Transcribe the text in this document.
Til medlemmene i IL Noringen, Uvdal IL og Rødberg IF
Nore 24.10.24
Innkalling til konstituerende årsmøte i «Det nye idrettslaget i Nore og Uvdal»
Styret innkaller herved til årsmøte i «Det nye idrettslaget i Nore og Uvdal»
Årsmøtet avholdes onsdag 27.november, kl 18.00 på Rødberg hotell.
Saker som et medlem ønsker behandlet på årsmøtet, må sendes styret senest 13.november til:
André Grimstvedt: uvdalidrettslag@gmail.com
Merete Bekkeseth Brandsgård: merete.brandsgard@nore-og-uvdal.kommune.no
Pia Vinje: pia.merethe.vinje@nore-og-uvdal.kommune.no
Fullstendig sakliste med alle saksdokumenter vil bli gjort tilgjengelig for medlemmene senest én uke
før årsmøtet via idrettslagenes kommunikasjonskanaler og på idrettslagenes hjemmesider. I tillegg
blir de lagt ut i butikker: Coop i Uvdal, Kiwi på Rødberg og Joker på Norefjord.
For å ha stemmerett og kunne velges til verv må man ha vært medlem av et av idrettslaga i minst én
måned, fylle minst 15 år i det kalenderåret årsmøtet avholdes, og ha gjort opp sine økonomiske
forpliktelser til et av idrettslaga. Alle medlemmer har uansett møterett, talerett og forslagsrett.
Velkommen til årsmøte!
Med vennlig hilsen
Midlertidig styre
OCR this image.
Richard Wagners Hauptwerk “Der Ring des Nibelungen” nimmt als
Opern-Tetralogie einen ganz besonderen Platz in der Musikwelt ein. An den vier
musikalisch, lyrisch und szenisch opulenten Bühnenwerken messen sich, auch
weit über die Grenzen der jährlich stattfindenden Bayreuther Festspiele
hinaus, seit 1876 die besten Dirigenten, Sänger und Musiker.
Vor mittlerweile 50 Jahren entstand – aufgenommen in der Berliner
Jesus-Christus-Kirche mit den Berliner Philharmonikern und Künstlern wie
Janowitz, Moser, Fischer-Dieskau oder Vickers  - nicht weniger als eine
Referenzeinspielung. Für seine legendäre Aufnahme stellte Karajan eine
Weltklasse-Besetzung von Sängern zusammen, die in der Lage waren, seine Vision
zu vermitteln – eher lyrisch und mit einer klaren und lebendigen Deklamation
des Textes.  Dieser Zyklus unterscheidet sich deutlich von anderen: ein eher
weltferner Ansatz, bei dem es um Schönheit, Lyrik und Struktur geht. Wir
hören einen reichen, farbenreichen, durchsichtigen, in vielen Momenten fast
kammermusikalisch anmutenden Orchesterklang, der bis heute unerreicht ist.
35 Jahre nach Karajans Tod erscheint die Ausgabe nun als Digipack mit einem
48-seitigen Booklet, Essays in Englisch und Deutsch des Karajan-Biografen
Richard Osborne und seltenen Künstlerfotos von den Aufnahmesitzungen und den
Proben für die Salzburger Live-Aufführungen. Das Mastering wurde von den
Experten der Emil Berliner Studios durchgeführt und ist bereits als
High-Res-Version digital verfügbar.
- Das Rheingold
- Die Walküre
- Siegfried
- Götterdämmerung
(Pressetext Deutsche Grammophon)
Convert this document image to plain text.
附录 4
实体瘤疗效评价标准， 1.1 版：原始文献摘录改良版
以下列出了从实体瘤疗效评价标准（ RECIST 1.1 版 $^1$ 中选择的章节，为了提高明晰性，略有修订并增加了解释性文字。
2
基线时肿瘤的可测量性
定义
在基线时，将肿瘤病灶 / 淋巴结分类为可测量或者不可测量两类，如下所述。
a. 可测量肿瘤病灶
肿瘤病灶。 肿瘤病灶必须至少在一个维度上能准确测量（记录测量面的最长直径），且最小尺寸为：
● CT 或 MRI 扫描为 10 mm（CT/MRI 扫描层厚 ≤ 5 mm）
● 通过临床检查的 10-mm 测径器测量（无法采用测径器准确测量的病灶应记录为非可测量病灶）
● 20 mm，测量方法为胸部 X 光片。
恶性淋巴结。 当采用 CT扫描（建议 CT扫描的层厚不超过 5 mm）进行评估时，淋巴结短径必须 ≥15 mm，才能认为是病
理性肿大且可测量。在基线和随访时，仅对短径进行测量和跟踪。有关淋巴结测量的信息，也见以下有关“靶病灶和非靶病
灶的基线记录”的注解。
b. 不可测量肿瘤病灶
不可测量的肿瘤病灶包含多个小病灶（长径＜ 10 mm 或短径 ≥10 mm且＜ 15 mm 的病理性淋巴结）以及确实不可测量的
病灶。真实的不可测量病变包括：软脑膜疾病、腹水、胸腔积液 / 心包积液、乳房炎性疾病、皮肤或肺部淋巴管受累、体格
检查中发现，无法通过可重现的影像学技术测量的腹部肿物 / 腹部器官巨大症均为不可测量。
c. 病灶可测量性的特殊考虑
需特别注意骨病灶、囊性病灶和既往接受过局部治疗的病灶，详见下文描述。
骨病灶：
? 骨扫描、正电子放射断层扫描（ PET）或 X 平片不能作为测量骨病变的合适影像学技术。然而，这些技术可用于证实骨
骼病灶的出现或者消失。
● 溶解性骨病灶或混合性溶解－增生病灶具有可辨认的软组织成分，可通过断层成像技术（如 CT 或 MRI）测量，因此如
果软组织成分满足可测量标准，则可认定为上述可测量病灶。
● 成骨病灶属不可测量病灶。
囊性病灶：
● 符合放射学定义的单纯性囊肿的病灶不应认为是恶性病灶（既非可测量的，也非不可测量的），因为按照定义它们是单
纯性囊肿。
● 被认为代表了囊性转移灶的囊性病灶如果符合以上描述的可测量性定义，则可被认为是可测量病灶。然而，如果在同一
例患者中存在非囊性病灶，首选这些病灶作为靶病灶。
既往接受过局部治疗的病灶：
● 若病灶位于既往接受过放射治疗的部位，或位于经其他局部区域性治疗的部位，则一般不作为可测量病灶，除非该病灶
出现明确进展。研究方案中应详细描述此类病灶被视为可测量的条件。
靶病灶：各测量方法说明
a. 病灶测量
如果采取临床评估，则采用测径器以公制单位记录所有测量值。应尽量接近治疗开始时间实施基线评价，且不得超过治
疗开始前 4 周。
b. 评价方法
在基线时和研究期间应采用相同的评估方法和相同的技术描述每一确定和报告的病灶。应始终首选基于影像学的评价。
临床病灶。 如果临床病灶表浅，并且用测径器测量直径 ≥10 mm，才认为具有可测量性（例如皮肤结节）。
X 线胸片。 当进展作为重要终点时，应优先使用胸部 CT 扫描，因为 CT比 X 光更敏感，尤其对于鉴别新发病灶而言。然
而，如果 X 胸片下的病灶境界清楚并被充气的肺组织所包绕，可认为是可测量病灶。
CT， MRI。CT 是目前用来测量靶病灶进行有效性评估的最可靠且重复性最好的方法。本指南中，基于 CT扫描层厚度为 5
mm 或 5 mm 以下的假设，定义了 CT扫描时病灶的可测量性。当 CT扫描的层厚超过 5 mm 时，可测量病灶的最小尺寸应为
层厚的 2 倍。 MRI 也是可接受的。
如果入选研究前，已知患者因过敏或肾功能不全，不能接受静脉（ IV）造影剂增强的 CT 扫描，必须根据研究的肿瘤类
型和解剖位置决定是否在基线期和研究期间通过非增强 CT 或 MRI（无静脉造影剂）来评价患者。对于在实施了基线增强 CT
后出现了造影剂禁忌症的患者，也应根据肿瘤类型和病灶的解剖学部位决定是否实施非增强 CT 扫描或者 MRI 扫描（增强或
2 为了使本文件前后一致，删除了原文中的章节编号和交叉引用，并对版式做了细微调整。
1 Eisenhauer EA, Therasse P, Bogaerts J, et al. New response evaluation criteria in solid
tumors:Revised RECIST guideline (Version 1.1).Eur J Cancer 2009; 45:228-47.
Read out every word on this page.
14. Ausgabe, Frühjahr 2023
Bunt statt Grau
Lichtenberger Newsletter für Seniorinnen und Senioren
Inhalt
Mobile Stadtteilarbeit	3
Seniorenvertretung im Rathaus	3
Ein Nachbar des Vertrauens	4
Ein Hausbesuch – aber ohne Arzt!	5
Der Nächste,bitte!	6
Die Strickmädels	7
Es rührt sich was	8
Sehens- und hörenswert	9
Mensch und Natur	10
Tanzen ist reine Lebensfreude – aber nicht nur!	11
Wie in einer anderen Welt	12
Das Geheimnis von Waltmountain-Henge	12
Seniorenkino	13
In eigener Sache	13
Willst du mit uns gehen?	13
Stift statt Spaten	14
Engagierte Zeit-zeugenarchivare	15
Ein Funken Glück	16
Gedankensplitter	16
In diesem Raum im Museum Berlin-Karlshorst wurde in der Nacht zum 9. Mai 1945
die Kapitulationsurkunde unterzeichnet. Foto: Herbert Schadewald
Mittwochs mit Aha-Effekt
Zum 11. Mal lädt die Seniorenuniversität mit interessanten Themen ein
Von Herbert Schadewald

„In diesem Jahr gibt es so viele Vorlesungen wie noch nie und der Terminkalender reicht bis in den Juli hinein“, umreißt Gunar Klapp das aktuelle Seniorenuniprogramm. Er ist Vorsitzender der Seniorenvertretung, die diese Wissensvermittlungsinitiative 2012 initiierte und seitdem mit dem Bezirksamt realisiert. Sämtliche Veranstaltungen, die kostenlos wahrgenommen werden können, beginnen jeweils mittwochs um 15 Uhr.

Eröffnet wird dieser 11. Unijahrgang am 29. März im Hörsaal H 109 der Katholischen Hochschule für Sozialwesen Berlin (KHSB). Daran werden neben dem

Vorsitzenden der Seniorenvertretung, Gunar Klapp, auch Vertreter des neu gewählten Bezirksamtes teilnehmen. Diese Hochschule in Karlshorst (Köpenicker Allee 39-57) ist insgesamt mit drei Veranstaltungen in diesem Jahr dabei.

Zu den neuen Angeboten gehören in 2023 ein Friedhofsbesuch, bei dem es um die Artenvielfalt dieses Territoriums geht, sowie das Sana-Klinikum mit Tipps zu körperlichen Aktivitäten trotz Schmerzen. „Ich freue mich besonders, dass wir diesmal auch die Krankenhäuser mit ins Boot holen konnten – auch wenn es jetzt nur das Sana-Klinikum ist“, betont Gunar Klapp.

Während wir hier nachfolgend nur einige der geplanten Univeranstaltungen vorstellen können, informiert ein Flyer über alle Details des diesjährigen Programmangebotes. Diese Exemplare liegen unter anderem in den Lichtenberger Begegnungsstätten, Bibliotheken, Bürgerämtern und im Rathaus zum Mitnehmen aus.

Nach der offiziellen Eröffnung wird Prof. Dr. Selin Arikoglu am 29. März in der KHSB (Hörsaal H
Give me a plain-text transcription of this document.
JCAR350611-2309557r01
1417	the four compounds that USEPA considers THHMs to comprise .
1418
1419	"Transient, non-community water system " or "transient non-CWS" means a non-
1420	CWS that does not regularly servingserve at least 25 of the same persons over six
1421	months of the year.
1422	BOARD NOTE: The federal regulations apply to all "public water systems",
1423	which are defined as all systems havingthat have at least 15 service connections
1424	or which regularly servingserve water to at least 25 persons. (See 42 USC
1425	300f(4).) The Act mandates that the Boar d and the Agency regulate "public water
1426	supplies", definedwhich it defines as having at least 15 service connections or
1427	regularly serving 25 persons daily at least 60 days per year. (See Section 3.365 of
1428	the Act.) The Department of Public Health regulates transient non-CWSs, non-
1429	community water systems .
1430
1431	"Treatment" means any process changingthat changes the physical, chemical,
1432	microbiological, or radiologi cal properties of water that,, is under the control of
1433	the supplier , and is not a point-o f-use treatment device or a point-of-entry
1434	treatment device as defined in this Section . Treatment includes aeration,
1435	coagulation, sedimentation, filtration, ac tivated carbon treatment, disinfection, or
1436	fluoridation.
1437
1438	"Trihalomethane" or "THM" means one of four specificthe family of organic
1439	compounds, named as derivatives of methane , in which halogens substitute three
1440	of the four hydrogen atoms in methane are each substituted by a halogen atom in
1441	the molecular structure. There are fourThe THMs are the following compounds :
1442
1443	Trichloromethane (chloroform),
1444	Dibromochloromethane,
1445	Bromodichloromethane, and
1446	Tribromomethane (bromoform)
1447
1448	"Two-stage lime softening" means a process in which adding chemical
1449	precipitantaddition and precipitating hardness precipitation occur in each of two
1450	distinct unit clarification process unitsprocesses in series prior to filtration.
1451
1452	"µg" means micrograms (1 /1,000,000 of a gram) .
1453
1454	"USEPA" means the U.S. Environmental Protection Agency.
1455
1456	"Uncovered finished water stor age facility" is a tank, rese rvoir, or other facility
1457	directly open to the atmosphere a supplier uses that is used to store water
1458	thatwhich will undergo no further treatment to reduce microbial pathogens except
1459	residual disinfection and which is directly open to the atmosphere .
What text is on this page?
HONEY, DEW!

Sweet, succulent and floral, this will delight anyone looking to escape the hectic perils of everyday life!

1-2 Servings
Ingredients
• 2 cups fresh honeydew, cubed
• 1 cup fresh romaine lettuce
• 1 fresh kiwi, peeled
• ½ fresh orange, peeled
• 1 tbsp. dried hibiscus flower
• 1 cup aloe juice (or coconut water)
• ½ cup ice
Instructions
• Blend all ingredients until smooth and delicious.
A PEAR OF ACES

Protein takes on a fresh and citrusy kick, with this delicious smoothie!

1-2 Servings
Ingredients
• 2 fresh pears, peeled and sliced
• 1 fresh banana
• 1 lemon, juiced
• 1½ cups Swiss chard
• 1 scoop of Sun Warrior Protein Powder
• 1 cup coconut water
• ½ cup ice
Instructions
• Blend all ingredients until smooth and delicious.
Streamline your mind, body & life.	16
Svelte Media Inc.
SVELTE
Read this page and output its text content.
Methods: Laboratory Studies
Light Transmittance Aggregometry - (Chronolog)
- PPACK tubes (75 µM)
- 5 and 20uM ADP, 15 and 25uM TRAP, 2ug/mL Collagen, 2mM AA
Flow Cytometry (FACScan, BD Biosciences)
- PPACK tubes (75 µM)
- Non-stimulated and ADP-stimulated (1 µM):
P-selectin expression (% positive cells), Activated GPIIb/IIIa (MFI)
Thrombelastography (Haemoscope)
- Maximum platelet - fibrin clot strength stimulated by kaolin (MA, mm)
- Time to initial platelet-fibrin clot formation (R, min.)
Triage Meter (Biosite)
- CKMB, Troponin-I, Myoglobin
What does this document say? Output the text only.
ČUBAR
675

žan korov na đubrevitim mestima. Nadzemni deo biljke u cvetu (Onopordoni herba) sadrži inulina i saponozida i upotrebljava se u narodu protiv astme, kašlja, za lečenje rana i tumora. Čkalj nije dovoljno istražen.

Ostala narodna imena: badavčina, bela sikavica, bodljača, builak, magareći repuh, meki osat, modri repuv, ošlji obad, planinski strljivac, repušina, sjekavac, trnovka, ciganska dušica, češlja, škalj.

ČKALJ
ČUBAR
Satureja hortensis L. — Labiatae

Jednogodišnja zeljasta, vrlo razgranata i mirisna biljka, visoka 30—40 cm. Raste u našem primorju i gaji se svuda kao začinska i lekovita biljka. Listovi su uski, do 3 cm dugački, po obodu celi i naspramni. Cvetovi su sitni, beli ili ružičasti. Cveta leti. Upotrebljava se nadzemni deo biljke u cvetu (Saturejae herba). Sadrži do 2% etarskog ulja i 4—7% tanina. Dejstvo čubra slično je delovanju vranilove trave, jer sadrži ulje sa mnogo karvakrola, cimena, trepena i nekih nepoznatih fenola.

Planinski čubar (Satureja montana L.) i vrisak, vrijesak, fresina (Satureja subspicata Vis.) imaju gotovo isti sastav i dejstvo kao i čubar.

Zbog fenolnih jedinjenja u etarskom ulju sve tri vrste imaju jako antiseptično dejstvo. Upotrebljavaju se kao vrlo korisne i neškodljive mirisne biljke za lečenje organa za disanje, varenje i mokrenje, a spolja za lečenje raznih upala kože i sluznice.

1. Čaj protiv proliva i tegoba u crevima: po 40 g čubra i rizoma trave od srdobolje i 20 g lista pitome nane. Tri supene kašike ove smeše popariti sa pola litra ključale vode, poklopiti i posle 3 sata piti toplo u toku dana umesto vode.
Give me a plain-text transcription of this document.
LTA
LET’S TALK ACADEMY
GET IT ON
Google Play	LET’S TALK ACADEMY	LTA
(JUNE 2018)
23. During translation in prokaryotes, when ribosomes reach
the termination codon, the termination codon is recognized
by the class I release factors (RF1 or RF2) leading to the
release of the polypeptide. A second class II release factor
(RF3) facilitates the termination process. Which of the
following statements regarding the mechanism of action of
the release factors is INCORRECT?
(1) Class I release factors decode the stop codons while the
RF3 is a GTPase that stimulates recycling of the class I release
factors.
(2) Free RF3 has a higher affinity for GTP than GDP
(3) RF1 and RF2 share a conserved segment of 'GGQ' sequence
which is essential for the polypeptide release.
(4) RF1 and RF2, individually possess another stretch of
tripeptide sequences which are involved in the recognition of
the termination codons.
- - -
TASK PROMPT: Report how many lines in the records above contain the word "service", giving only the number.

WRITTEN REPLY: 2